* _YOUR TASK_
Which lines in the records below contain the word "base"? Copy each of them.

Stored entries
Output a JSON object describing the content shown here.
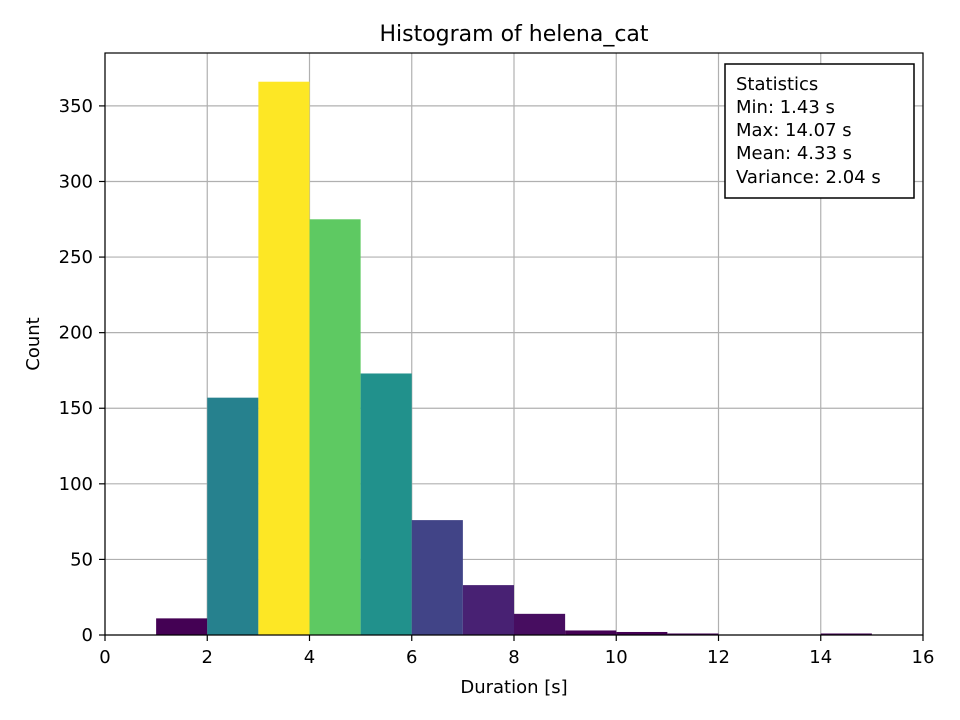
{
  "chart_data": {
    "type": "bar",
    "title": "Histogram of helena_cat",
    "xlabel": "Duration [s]",
    "ylabel": "Count",
    "xlim": [
      0,
      16
    ],
    "ylim": [
      0,
      385
    ],
    "grid": true,
    "x_ticks": [
      0,
      2,
      4,
      6,
      8,
      10,
      12,
      14,
      16
    ],
    "y_ticks": [
      0,
      50,
      100,
      150,
      200,
      250,
      300,
      350
    ],
    "bins": [
      {
        "start": 1,
        "end": 2,
        "count": 11,
        "color": "#440154"
      },
      {
        "start": 2,
        "end": 3,
        "count": 157,
        "color": "#26818e"
      },
      {
        "start": 3,
        "end": 4,
        "count": 366,
        "color": "#fde725"
      },
      {
        "start": 4,
        "end": 5,
        "count": 275,
        "color": "#5ec962"
      },
      {
        "start": 5,
        "end": 6,
        "count": 173,
        "color": "#21918c"
      },
      {
        "start": 6,
        "end": 7,
        "count": 76,
        "color": "#414487"
      },
      {
        "start": 7,
        "end": 8,
        "count": 33,
        "color": "#482173"
      },
      {
        "start": 8,
        "end": 9,
        "count": 14,
        "color": "#470d60"
      },
      {
        "start": 9,
        "end": 10,
        "count": 3,
        "color": "#440154"
      },
      {
        "start": 10,
        "end": 11,
        "count": 2,
        "color": "#440154"
      },
      {
        "start": 11,
        "end": 12,
        "count": 1,
        "color": "#440154"
      },
      {
        "start": 12,
        "end": 13,
        "count": 0,
        "color": "#440154"
      },
      {
        "start": 13,
        "end": 14,
        "count": 0,
        "color": "#440154"
      },
      {
        "start": 14,
        "end": 15,
        "count": 1,
        "color": "#440154"
      },
      {
        "start": 15,
        "end": 16,
        "count": 0,
        "color": "#440154"
      }
    ],
    "stats_box": {
      "position": "top-right",
      "lines": [
        "Statistics",
        "Min: 1.43 s",
        "Max: 14.07 s",
        "Mean: 4.33 s",
        "Variance: 2.04 s"
      ]
    }
  }
}
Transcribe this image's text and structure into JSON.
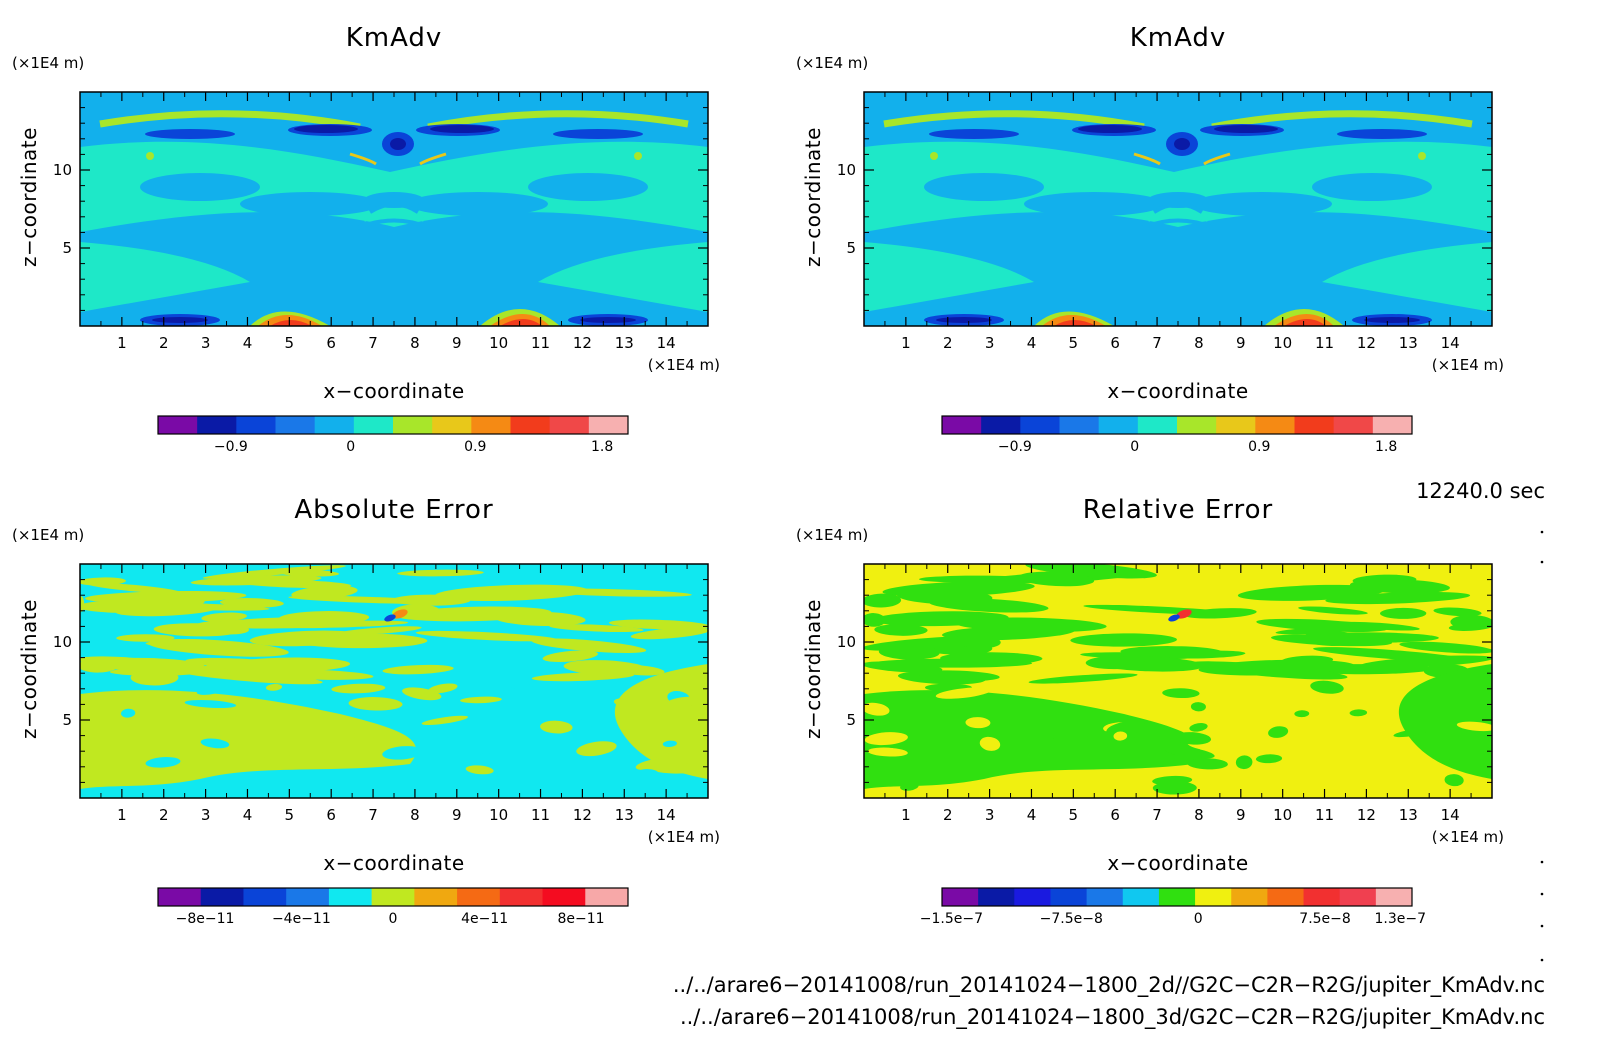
{
  "panels": [
    {
      "title": "KmAdv",
      "xlabel": "x−coordinate",
      "ylabel": "z−coordinate",
      "x_unit": "(×1E4 m)",
      "y_unit": "(×1E4 m)",
      "x_ticks": [
        "1",
        "2",
        "3",
        "4",
        "5",
        "6",
        "7",
        "8",
        "9",
        "10",
        "11",
        "12",
        "13",
        "14"
      ],
      "y_ticks": [
        "5",
        "10"
      ],
      "colorbar_labels": [
        "−0.9",
        "0",
        "0.9",
        "1.8"
      ],
      "colorbar_colors": [
        "#7a0aa6",
        "#0a1aa6",
        "#0a44d8",
        "#1a78e8",
        "#12b0ec",
        "#1ee8c8",
        "#a8e62a",
        "#e8c81a",
        "#f58a14",
        "#f23c1c",
        "#f04848",
        "#f7b0b0"
      ],
      "field_colors": {
        "base": "#12b0ec",
        "alt": "#1ee8c8",
        "light": "#a8e62a",
        "dark": "#0a44d8",
        "deep": "#0a1aa6",
        "hot": "#f58a14",
        "hotter": "#f23c1c",
        "warm": "#e8c81a"
      }
    },
    {
      "title": "KmAdv",
      "xlabel": "x−coordinate",
      "ylabel": "z−coordinate",
      "x_unit": "(×1E4 m)",
      "y_unit": "(×1E4 m)",
      "x_ticks": [
        "1",
        "2",
        "3",
        "4",
        "5",
        "6",
        "7",
        "8",
        "9",
        "10",
        "11",
        "12",
        "13",
        "14"
      ],
      "y_ticks": [
        "5",
        "10"
      ],
      "colorbar_labels": [
        "−0.9",
        "0",
        "0.9",
        "1.8"
      ],
      "colorbar_colors": [
        "#7a0aa6",
        "#0a1aa6",
        "#0a44d8",
        "#1a78e8",
        "#12b0ec",
        "#1ee8c8",
        "#a8e62a",
        "#e8c81a",
        "#f58a14",
        "#f23c1c",
        "#f04848",
        "#f7b0b0"
      ],
      "field_colors": {
        "base": "#12b0ec",
        "alt": "#1ee8c8",
        "light": "#a8e62a",
        "dark": "#0a44d8",
        "deep": "#0a1aa6",
        "hot": "#f58a14",
        "hotter": "#f23c1c",
        "warm": "#e8c81a"
      }
    },
    {
      "title": "Absolute Error",
      "xlabel": "x−coordinate",
      "ylabel": "z−coordinate",
      "x_unit": "(×1E4 m)",
      "y_unit": "(×1E4 m)",
      "x_ticks": [
        "1",
        "2",
        "3",
        "4",
        "5",
        "6",
        "7",
        "8",
        "9",
        "10",
        "11",
        "12",
        "13",
        "14"
      ],
      "y_ticks": [
        "5",
        "10"
      ],
      "colorbar_labels": [
        "−8e−11",
        "−4e−11",
        "0",
        "4e−11",
        "8e−11"
      ],
      "colorbar_colors": [
        "#7a0aa6",
        "#0a1aa6",
        "#0a44d8",
        "#1a78e8",
        "#10e8f0",
        "#c0e820",
        "#f0a810",
        "#f56a14",
        "#f23030",
        "#f40c20",
        "#f7a8a8"
      ],
      "field_colors": {
        "base": "#10e8f0",
        "alt": "#c0e820",
        "accent": "#f58a14",
        "dark": "#0a44d8"
      }
    },
    {
      "title": "Relative Error",
      "xlabel": "x−coordinate",
      "ylabel": "z−coordinate",
      "x_unit": "(×1E4 m)",
      "y_unit": "(×1E4 m)",
      "x_ticks": [
        "1",
        "2",
        "3",
        "4",
        "5",
        "6",
        "7",
        "8",
        "9",
        "10",
        "11",
        "12",
        "13",
        "14"
      ],
      "y_ticks": [
        "5",
        "10"
      ],
      "colorbar_labels": [
        "−1.5e−7",
        "−7.5e−8",
        "0",
        "7.5e−8",
        "1.3e−7"
      ],
      "colorbar_colors": [
        "#7a0aa6",
        "#0a1aa6",
        "#1a1ae0",
        "#0a44d8",
        "#1a78e8",
        "#10c8f0",
        "#30e010",
        "#f0f010",
        "#f0a810",
        "#f56a14",
        "#f23030",
        "#f04050",
        "#f7b0b0"
      ],
      "field_colors": {
        "base": "#f0f010",
        "alt": "#30e010",
        "accent": "#f23030",
        "dark": "#0a44d8"
      }
    }
  ],
  "time_label": "12240.0 sec",
  "footer_lines": [
    "../../arare6−20141008/run_20141024−1800_2d//G2C−C2R−R2G/jupiter_KmAdv.nc",
    "../../arare6−20141008/run_20141024−1800_3d/G2C−C2R−R2G/jupiter_KmAdv.nc"
  ],
  "chart_data": [
    {
      "type": "heatmap",
      "title": "KmAdv",
      "xlabel": "x−coordinate",
      "ylabel": "z−coordinate",
      "x_unit": "(×1E4 m)",
      "y_unit": "(×1E4 m)",
      "xlim": [
        0,
        15
      ],
      "ylim": [
        0,
        15
      ],
      "x_ticks": [
        1,
        2,
        3,
        4,
        5,
        6,
        7,
        8,
        9,
        10,
        11,
        12,
        13,
        14
      ],
      "y_ticks": [
        5,
        10
      ],
      "colorbar_ticks": [
        -0.9,
        0,
        0.9,
        1.8
      ]
    },
    {
      "type": "heatmap",
      "title": "KmAdv",
      "xlabel": "x−coordinate",
      "ylabel": "z−coordinate",
      "x_unit": "(×1E4 m)",
      "y_unit": "(×1E4 m)",
      "xlim": [
        0,
        15
      ],
      "ylim": [
        0,
        15
      ],
      "x_ticks": [
        1,
        2,
        3,
        4,
        5,
        6,
        7,
        8,
        9,
        10,
        11,
        12,
        13,
        14
      ],
      "y_ticks": [
        5,
        10
      ],
      "colorbar_ticks": [
        -0.9,
        0,
        0.9,
        1.8
      ]
    },
    {
      "type": "heatmap",
      "title": "Absolute Error",
      "xlabel": "x−coordinate",
      "ylabel": "z−coordinate",
      "x_unit": "(×1E4 m)",
      "y_unit": "(×1E4 m)",
      "xlim": [
        0,
        15
      ],
      "ylim": [
        0,
        15
      ],
      "x_ticks": [
        1,
        2,
        3,
        4,
        5,
        6,
        7,
        8,
        9,
        10,
        11,
        12,
        13,
        14
      ],
      "y_ticks": [
        5,
        10
      ],
      "colorbar_ticks": [
        -8e-11,
        -4e-11,
        0,
        4e-11,
        8e-11
      ]
    },
    {
      "type": "heatmap",
      "title": "Relative Error",
      "xlabel": "x−coordinate",
      "ylabel": "z−coordinate",
      "x_unit": "(×1E4 m)",
      "y_unit": "(×1E4 m)",
      "xlim": [
        0,
        15
      ],
      "ylim": [
        0,
        15
      ],
      "x_ticks": [
        1,
        2,
        3,
        4,
        5,
        6,
        7,
        8,
        9,
        10,
        11,
        12,
        13,
        14
      ],
      "y_ticks": [
        5,
        10
      ],
      "colorbar_ticks": [
        -1.5e-07,
        -7.5e-08,
        0,
        7.5e-08,
        1.3e-07
      ]
    }
  ]
}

* _WRITTEN ANSWER_
        "base": "#12b0ec",
        "base": "#12b0ec",
        "base": "#10e8f0",
        "base": "#f0f010",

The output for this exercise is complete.